• EXERCISE PROMPT
Leaving the pictures aside, transcribe every line below exactly.

• INFORMATION GIVEN
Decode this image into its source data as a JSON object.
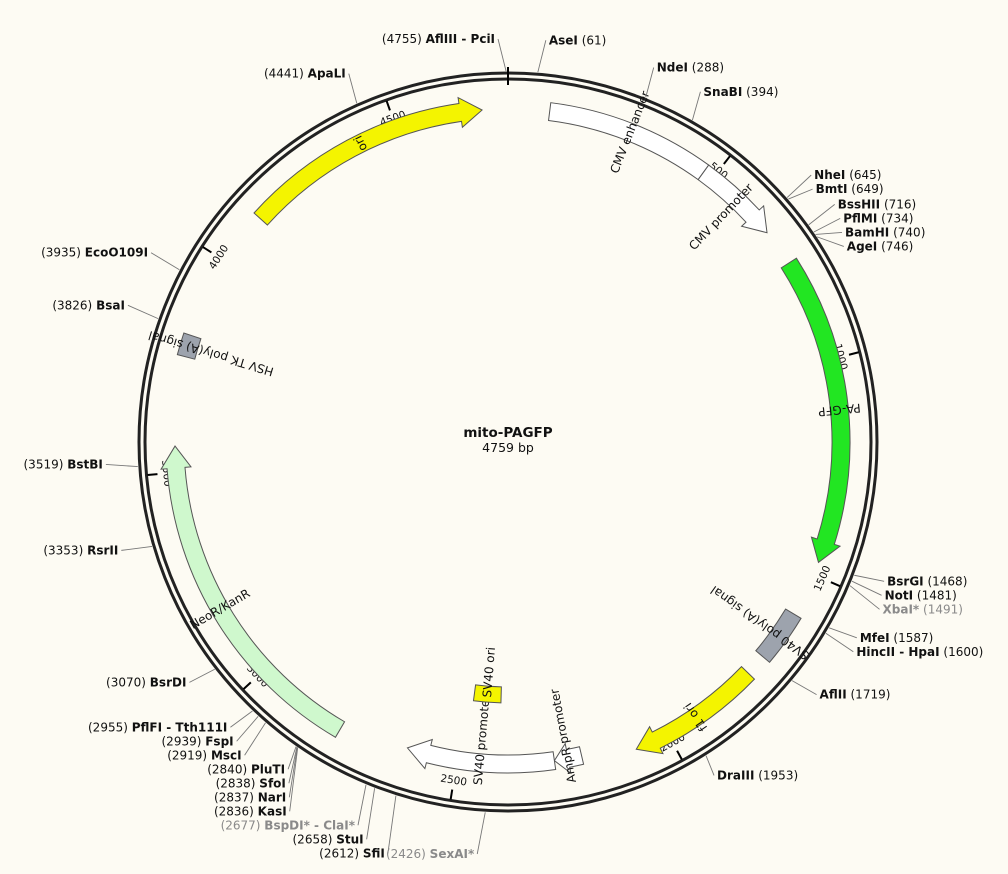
{
  "plasmid": {
    "name": "mito-PAGFP",
    "length_label": "4759 bp"
  },
  "colors": {
    "background": "#fdfbf3",
    "backbone": "#222222",
    "origin": "#f4f400",
    "gfp": "#22e622",
    "neo": "#cff8cd",
    "promoter": "#ffffff",
    "polyA": "#9da3ad"
  },
  "ticks": [
    {
      "bp": 500,
      "label": "500"
    },
    {
      "bp": 1000,
      "label": "1000"
    },
    {
      "bp": 1500,
      "label": "1500"
    },
    {
      "bp": 2000,
      "label": "2000"
    },
    {
      "bp": 2500,
      "label": "2500"
    },
    {
      "bp": 3000,
      "label": "3000"
    },
    {
      "bp": 3500,
      "label": "3500"
    },
    {
      "bp": 4000,
      "label": "4000"
    },
    {
      "bp": 4500,
      "label": "4500"
    }
  ],
  "features": [
    {
      "name": "CMV enhancer",
      "start": 95,
      "end": 475,
      "color": "promoter",
      "arrow": false,
      "label": "CMV enhancer"
    },
    {
      "name": "CMV promoter",
      "start": 475,
      "end": 675,
      "color": "promoter",
      "arrow": true,
      "label": "CMV promoter"
    },
    {
      "name": "PA-GFP",
      "start": 760,
      "end": 1470,
      "color": "gfp",
      "arrow": true,
      "label": "PA-GFP"
    },
    {
      "name": "SV40 poly(A) signal",
      "start": 1600,
      "end": 1720,
      "color": "polyA",
      "arrow": false,
      "label": "SV40 poly(A) signal"
    },
    {
      "name": "f1 ori",
      "start": 1770,
      "end": 2080,
      "color": "origin",
      "arrow": true,
      "label": "f1 ori"
    },
    {
      "name": "AmpR promoter",
      "start": 2205,
      "end": 2270,
      "color": "promoter",
      "arrow": true,
      "label": "AmpR promoter"
    },
    {
      "name": "SV40 promoter",
      "start": 2270,
      "end": 2620,
      "color": "promoter",
      "arrow": true,
      "label": "SV40 promoter"
    },
    {
      "name": "SV40 ori",
      "start": 2400,
      "end": 2480,
      "color": "origin",
      "arrow": false,
      "label": "SV40 ori"
    },
    {
      "name": "NeoR/KanR",
      "start": 2780,
      "end": 3560,
      "color": "neo",
      "arrow": true,
      "label": "NeoR/KanR"
    },
    {
      "name": "HSV TK poly(A) signal",
      "start": 3765,
      "end": 3815,
      "color": "polyA",
      "arrow": false,
      "label": "HSV TK poly(A) signal"
    },
    {
      "name": "ori",
      "start": 4125,
      "end": 4700,
      "color": "origin",
      "arrow": true,
      "label": "ori"
    }
  ],
  "sites": [
    {
      "name": "AflIII - PciI",
      "pos": "(4755)",
      "bp": 4755
    },
    {
      "name": "AseI",
      "pos": "(61)",
      "bp": 61
    },
    {
      "name": "NdeI",
      "pos": "(288)",
      "bp": 288
    },
    {
      "name": "SnaBI",
      "pos": "(394)",
      "bp": 394
    },
    {
      "name": "NheI",
      "pos": "(645)",
      "bp": 645
    },
    {
      "name": "BmtI",
      "pos": "(649)",
      "bp": 649
    },
    {
      "name": "BssHII",
      "pos": "(716)",
      "bp": 716
    },
    {
      "name": "PflMI",
      "pos": "(734)",
      "bp": 734
    },
    {
      "name": "BamHI",
      "pos": "(740)",
      "bp": 740
    },
    {
      "name": "AgeI",
      "pos": "(746)",
      "bp": 746
    },
    {
      "name": "BsrGI",
      "pos": "(1468)",
      "bp": 1468
    },
    {
      "name": "NotI",
      "pos": "(1481)",
      "bp": 1481
    },
    {
      "name": "XbaI*",
      "pos": "(1491)",
      "bp": 1491,
      "gray": true
    },
    {
      "name": "MfeI",
      "pos": "(1587)",
      "bp": 1587
    },
    {
      "name": "HincII - HpaI",
      "pos": "(1600)",
      "bp": 1600
    },
    {
      "name": "AflII",
      "pos": "(1719)",
      "bp": 1719
    },
    {
      "name": "DraIII",
      "pos": "(1953)",
      "bp": 1953
    },
    {
      "name": "SexAI*",
      "pos": "(2426)",
      "bp": 2426,
      "gray": true
    },
    {
      "name": "SfiI",
      "pos": "(2612)",
      "bp": 2612
    },
    {
      "name": "StuI",
      "pos": "(2658)",
      "bp": 2658
    },
    {
      "name": "BspDI* - ClaI*",
      "pos": "(2677)",
      "bp": 2677,
      "gray": true
    },
    {
      "name": "KasI",
      "pos": "(2836)",
      "bp": 2836
    },
    {
      "name": "NarI",
      "pos": "(2837)",
      "bp": 2837
    },
    {
      "name": "SfoI",
      "pos": "(2838)",
      "bp": 2838
    },
    {
      "name": "PluTI",
      "pos": "(2840)",
      "bp": 2840
    },
    {
      "name": "MscI",
      "pos": "(2919)",
      "bp": 2919
    },
    {
      "name": "FspI",
      "pos": "(2939)",
      "bp": 2939
    },
    {
      "name": "PflFI - Tth111I",
      "pos": "(2955)",
      "bp": 2955
    },
    {
      "name": "BsrDI",
      "pos": "(3070)",
      "bp": 3070
    },
    {
      "name": "RsrII",
      "pos": "(3353)",
      "bp": 3353
    },
    {
      "name": "BstBI",
      "pos": "(3519)",
      "bp": 3519
    },
    {
      "name": "BsaI",
      "pos": "(3826)",
      "bp": 3826
    },
    {
      "name": "EcoO109I",
      "pos": "(3935)",
      "bp": 3935
    },
    {
      "name": "ApaLI",
      "pos": "(4441)",
      "bp": 4441
    }
  ]
}
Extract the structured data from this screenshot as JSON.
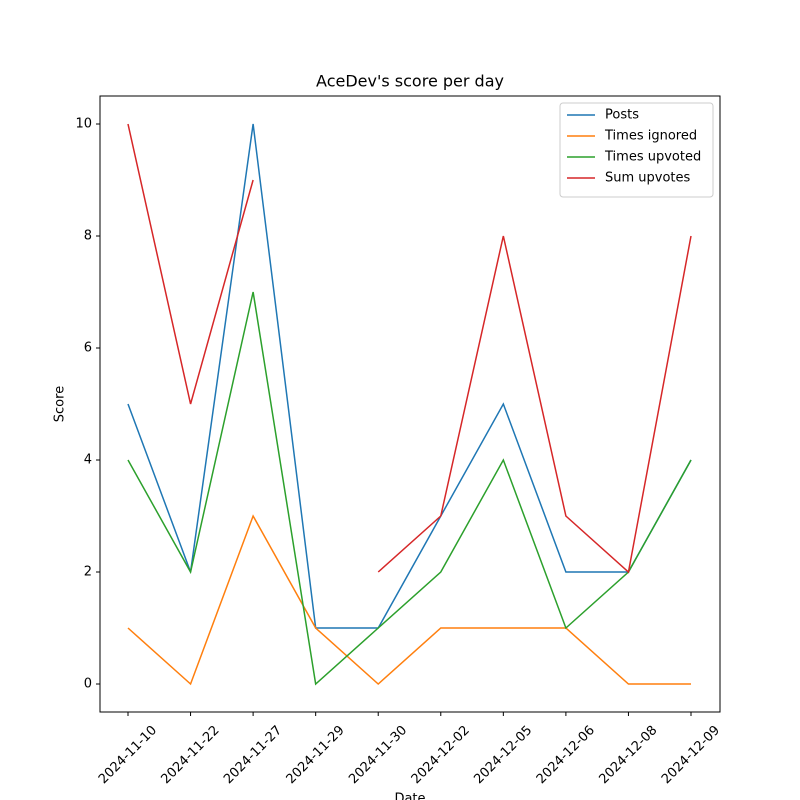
{
  "chart_data": {
    "type": "line",
    "title": "AceDev's score per day",
    "xlabel": "Date",
    "ylabel": "Score",
    "categories": [
      "2024-11-10",
      "2024-11-22",
      "2024-11-27",
      "2024-11-29",
      "2024-11-30",
      "2024-12-02",
      "2024-12-05",
      "2024-12-06",
      "2024-12-08",
      "2024-12-09"
    ],
    "series": [
      {
        "name": "Posts",
        "color": "#1f77b4",
        "values": [
          5,
          2,
          10,
          1,
          1,
          3,
          5,
          2,
          2,
          4
        ]
      },
      {
        "name": "Times ignored",
        "color": "#ff7f0e",
        "values": [
          1,
          0,
          3,
          1,
          0,
          1,
          1,
          1,
          0,
          0
        ]
      },
      {
        "name": "Times upvoted",
        "color": "#2ca02c",
        "values": [
          4,
          2,
          7,
          0,
          1,
          2,
          4,
          1,
          2,
          4
        ]
      },
      {
        "name": "Sum upvotes",
        "color": "#d62728",
        "values": [
          10,
          5,
          9,
          null,
          2,
          3,
          8,
          3,
          2,
          8
        ]
      }
    ],
    "ylim": [
      -0.5,
      10.5
    ],
    "yticks": [
      0,
      2,
      4,
      6,
      8,
      10
    ],
    "grid": false,
    "legend": "upper right"
  }
}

• FINISHED ANSWER
Decode this image into its source data as a JSON object.
{
  "plasmid": {
    "name": "mito-PAGFP",
    "length_label": "4759 bp"
  },
  "colors": {
    "background": "#fdfbf3",
    "backbone": "#222222",
    "origin": "#f4f400",
    "gfp": "#22e622",
    "neo": "#cff8cd",
    "promoter": "#ffffff",
    "polyA": "#9da3ad"
  },
  "ticks": [
    {
      "bp": 500,
      "label": "500"
    },
    {
      "bp": 1000,
      "label": "1000"
    },
    {
      "bp": 1500,
      "label": "1500"
    },
    {
      "bp": 2000,
      "label": "2000"
    },
    {
      "bp": 2500,
      "label": "2500"
    },
    {
      "bp": 3000,
      "label": "3000"
    },
    {
      "bp": 3500,
      "label": "3500"
    },
    {
      "bp": 4000,
      "label": "4000"
    },
    {
      "bp": 4500,
      "label": "4500"
    }
  ],
  "features": [
    {
      "name": "CMV enhancer",
      "start": 95,
      "end": 475,
      "color": "promoter",
      "arrow": false,
      "label": "CMV enhancer"
    },
    {
      "name": "CMV promoter",
      "start": 475,
      "end": 675,
      "color": "promoter",
      "arrow": true,
      "label": "CMV promoter"
    },
    {
      "name": "PA-GFP",
      "start": 760,
      "end": 1470,
      "color": "gfp",
      "arrow": true,
      "label": "PA-GFP"
    },
    {
      "name": "SV40 poly(A) signal",
      "start": 1600,
      "end": 1720,
      "color": "polyA",
      "arrow": false,
      "label": "SV40 poly(A) signal"
    },
    {
      "name": "f1 ori",
      "start": 1770,
      "end": 2080,
      "color": "origin",
      "arrow": true,
      "label": "f1 ori"
    },
    {
      "name": "AmpR promoter",
      "start": 2205,
      "end": 2270,
      "color": "promoter",
      "arrow": true,
      "label": "AmpR promoter"
    },
    {
      "name": "SV40 promoter",
      "start": 2270,
      "end": 2620,
      "color": "promoter",
      "arrow": true,
      "label": "SV40 promoter"
    },
    {
      "name": "SV40 ori",
      "start": 2400,
      "end": 2480,
      "color": "origin",
      "arrow": false,
      "label": "SV40 ori"
    },
    {
      "name": "NeoR/KanR",
      "start": 2780,
      "end": 3560,
      "color": "neo",
      "arrow": true,
      "label": "NeoR/KanR"
    },
    {
      "name": "HSV TK poly(A) signal",
      "start": 3765,
      "end": 3815,
      "color": "polyA",
      "arrow": false,
      "label": "HSV TK poly(A) signal"
    },
    {
      "name": "ori",
      "start": 4125,
      "end": 4700,
      "color": "origin",
      "arrow": true,
      "label": "ori"
    }
  ],
  "sites": [
    {
      "name": "AflIII - PciI",
      "pos": "(4755)",
      "bp": 4755
    },
    {
      "name": "AseI",
      "pos": "(61)",
      "bp": 61
    },
    {
      "name": "NdeI",
      "pos": "(288)",
      "bp": 288
    },
    {
      "name": "SnaBI",
      "pos": "(394)",
      "bp": 394
    },
    {
      "name": "NheI",
      "pos": "(645)",
      "bp": 645
    },
    {
      "name": "BmtI",
      "pos": "(649)",
      "bp": 649
    },
    {
      "name": "BssHII",
      "pos": "(716)",
      "bp": 716
    },
    {
      "name": "PflMI",
      "pos": "(734)",
      "bp": 734
    },
    {
      "name": "BamHI",
      "pos": "(740)",
      "bp": 740
    },
    {
      "name": "AgeI",
      "pos": "(746)",
      "bp": 746
    },
    {
      "name": "BsrGI",
      "pos": "(1468)",
      "bp": 1468
    },
    {
      "name": "NotI",
      "pos": "(1481)",
      "bp": 1481
    },
    {
      "name": "XbaI*",
      "pos": "(1491)",
      "bp": 1491,
      "gray": true
    },
    {
      "name": "MfeI",
      "pos": "(1587)",
      "bp": 1587
    },
    {
      "name": "HincII - HpaI",
      "pos": "(1600)",
      "bp": 1600
    },
    {
      "name": "AflII",
      "pos": "(1719)",
      "bp": 1719
    },
    {
      "name": "DraIII",
      "pos": "(1953)",
      "bp": 1953
    },
    {
      "name": "SexAI*",
      "pos": "(2426)",
      "bp": 2426,
      "gray": true
    },
    {
      "name": "SfiI",
      "pos": "(2612)",
      "bp": 2612
    },
    {
      "name": "StuI",
      "pos": "(2658)",
      "bp": 2658
    },
    {
      "name": "BspDI* - ClaI*",
      "pos": "(2677)",
      "bp": 2677,
      "gray": true
    },
    {
      "name": "KasI",
      "pos": "(2836)",
      "bp": 2836
    },
    {
      "name": "NarI",
      "pos": "(2837)",
      "bp": 2837
    },
    {
      "name": "SfoI",
      "pos": "(2838)",
      "bp": 2838
    },
    {
      "name": "PluTI",
      "pos": "(2840)",
      "bp": 2840
    },
    {
      "name": "MscI",
      "pos": "(2919)",
      "bp": 2919
    },
    {
      "name": "FspI",
      "pos": "(2939)",
      "bp": 2939
    },
    {
      "name": "PflFI - Tth111I",
      "pos": "(2955)",
      "bp": 2955
    },
    {
      "name": "BsrDI",
      "pos": "(3070)",
      "bp": 3070
    },
    {
      "name": "RsrII",
      "pos": "(3353)",
      "bp": 3353
    },
    {
      "name": "BstBI",
      "pos": "(3519)",
      "bp": 3519
    },
    {
      "name": "BsaI",
      "pos": "(3826)",
      "bp": 3826
    },
    {
      "name": "EcoO109I",
      "pos": "(3935)",
      "bp": 3935
    },
    {
      "name": "ApaLI",
      "pos": "(4441)",
      "bp": 4441
    }
  ]
}
Extract the structured data from this screenshot as JSON.
{
  "chart_data": {
    "type": "line",
    "title": "AceDev's score per day",
    "xlabel": "Date",
    "ylabel": "Score",
    "categories": [
      "2024-11-10",
      "2024-11-22",
      "2024-11-27",
      "2024-11-29",
      "2024-11-30",
      "2024-12-02",
      "2024-12-05",
      "2024-12-06",
      "2024-12-08",
      "2024-12-09"
    ],
    "series": [
      {
        "name": "Posts",
        "color": "#1f77b4",
        "values": [
          5,
          2,
          10,
          1,
          1,
          3,
          5,
          2,
          2,
          4
        ]
      },
      {
        "name": "Times ignored",
        "color": "#ff7f0e",
        "values": [
          1,
          0,
          3,
          1,
          0,
          1,
          1,
          1,
          0,
          0
        ]
      },
      {
        "name": "Times upvoted",
        "color": "#2ca02c",
        "values": [
          4,
          2,
          7,
          0,
          1,
          2,
          4,
          1,
          2,
          4
        ]
      },
      {
        "name": "Sum upvotes",
        "color": "#d62728",
        "values": [
          10,
          5,
          9,
          null,
          2,
          3,
          8,
          3,
          2,
          8
        ]
      }
    ],
    "ylim": [
      -0.5,
      10.5
    ],
    "yticks": [
      0,
      2,
      4,
      6,
      8,
      10
    ],
    "grid": false,
    "legend": "upper right"
  }
}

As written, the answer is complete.